GOAL OF THE EXERCISE —
In the copy, include every entry exactly but none of the images.

◇ ◇ ◇

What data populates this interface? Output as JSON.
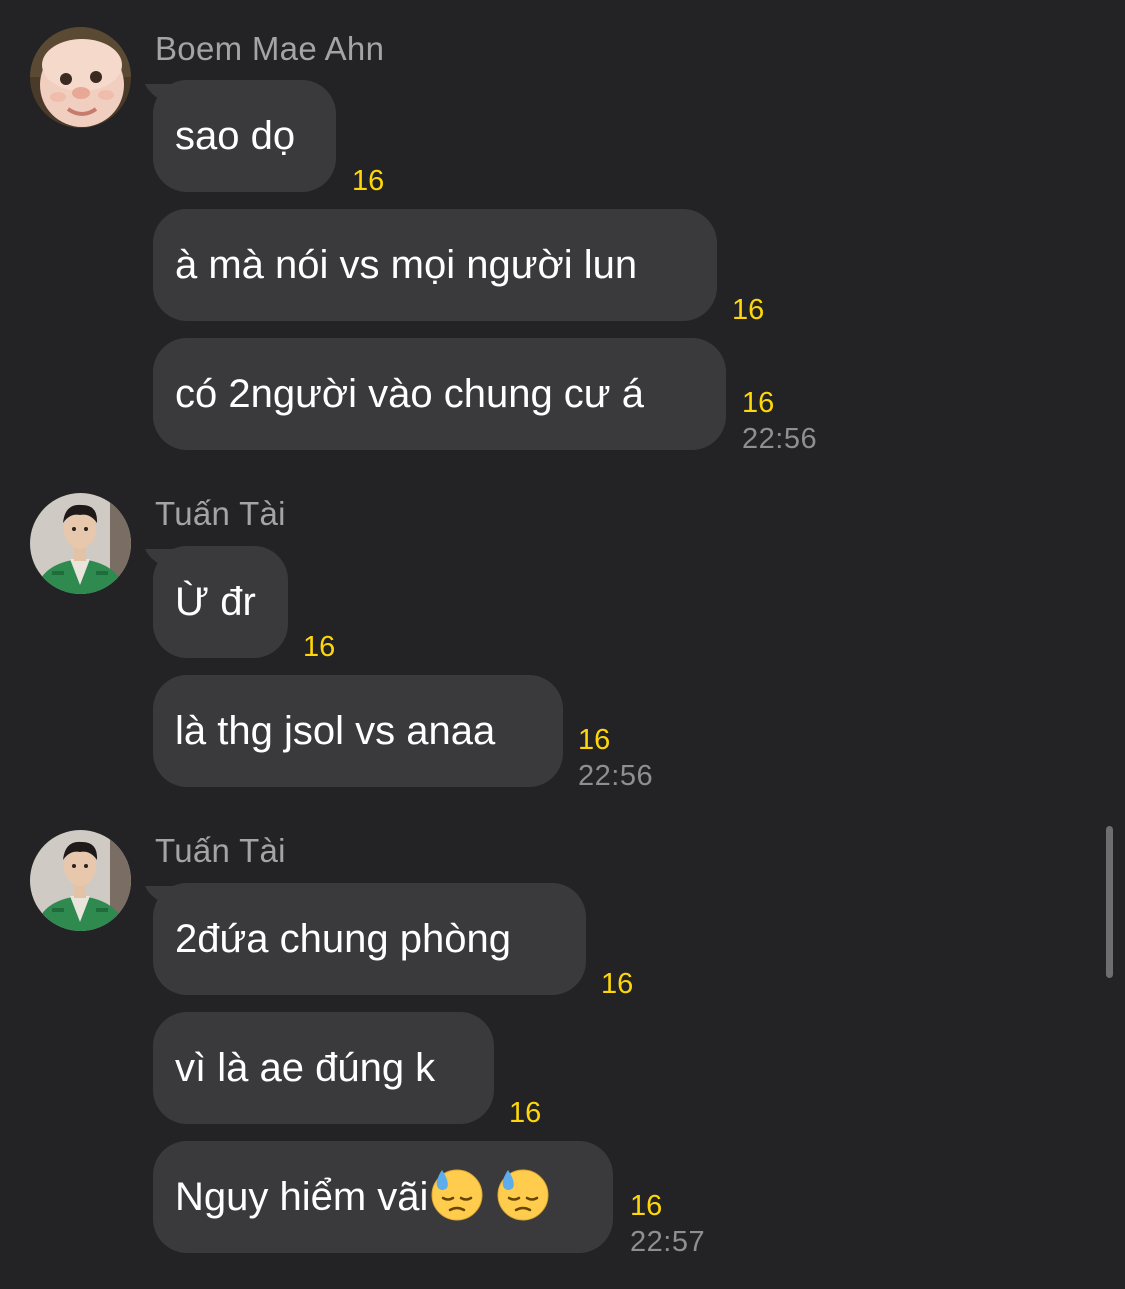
{
  "conversation": {
    "groups": [
      {
        "sender": "Boem Mae Ahn",
        "avatar_icon": "baby-face-avatar",
        "messages": [
          {
            "text": "sao dọ",
            "count": "16"
          },
          {
            "text": "à mà nói vs mọi người lun",
            "count": "16"
          },
          {
            "text": "có 2người vào chung cư á",
            "count": "16",
            "time": "22:56"
          }
        ]
      },
      {
        "sender": "Tuấn Tài",
        "avatar_icon": "man-green-jacket-avatar",
        "messages": [
          {
            "text": "Ừ đr",
            "count": "16"
          },
          {
            "text": "là thg jsol vs anaa",
            "count": "16",
            "time": "22:56"
          }
        ]
      },
      {
        "sender": "Tuấn Tài",
        "avatar_icon": "man-green-jacket-avatar",
        "messages": [
          {
            "text": "2đứa chung phòng",
            "count": "16"
          },
          {
            "text": "vì là ae đúng k",
            "count": "16"
          },
          {
            "text": "Nguy hiểm vãi",
            "emojis": [
              "downcast-face-with-sweat-emoji",
              "downcast-face-with-sweat-emoji"
            ],
            "count": "16",
            "time": "22:57"
          }
        ]
      }
    ]
  },
  "colors": {
    "background": "#232325",
    "bubble": "#3a3a3c",
    "sender_name": "#a3a3a8",
    "reaction_count": "#ffd60a",
    "timestamp": "#8e8e93"
  }
}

◇ ◇ ◇

SOLUTION FOR THIS PROBLEM —
What data populates this interface? Output as JSON.
{
  "conversation": {
    "groups": [
      {
        "sender": "Boem Mae Ahn",
        "avatar_icon": "baby-face-avatar",
        "messages": [
          {
            "text": "sao dọ",
            "count": "16"
          },
          {
            "text": "à mà nói vs mọi người lun",
            "count": "16"
          },
          {
            "text": "có 2người vào chung cư á",
            "count": "16",
            "time": "22:56"
          }
        ]
      },
      {
        "sender": "Tuấn Tài",
        "avatar_icon": "man-green-jacket-avatar",
        "messages": [
          {
            "text": "Ừ đr",
            "count": "16"
          },
          {
            "text": "là thg jsol vs anaa",
            "count": "16",
            "time": "22:56"
          }
        ]
      },
      {
        "sender": "Tuấn Tài",
        "avatar_icon": "man-green-jacket-avatar",
        "messages": [
          {
            "text": "2đứa chung phòng",
            "count": "16"
          },
          {
            "text": "vì là ae đúng k",
            "count": "16"
          },
          {
            "text": "Nguy hiểm vãi",
            "emojis": [
              "downcast-face-with-sweat-emoji",
              "downcast-face-with-sweat-emoji"
            ],
            "count": "16",
            "time": "22:57"
          }
        ]
      }
    ]
  },
  "colors": {
    "background": "#232325",
    "bubble": "#3a3a3c",
    "sender_name": "#a3a3a8",
    "reaction_count": "#ffd60a",
    "timestamp": "#8e8e93"
  }
}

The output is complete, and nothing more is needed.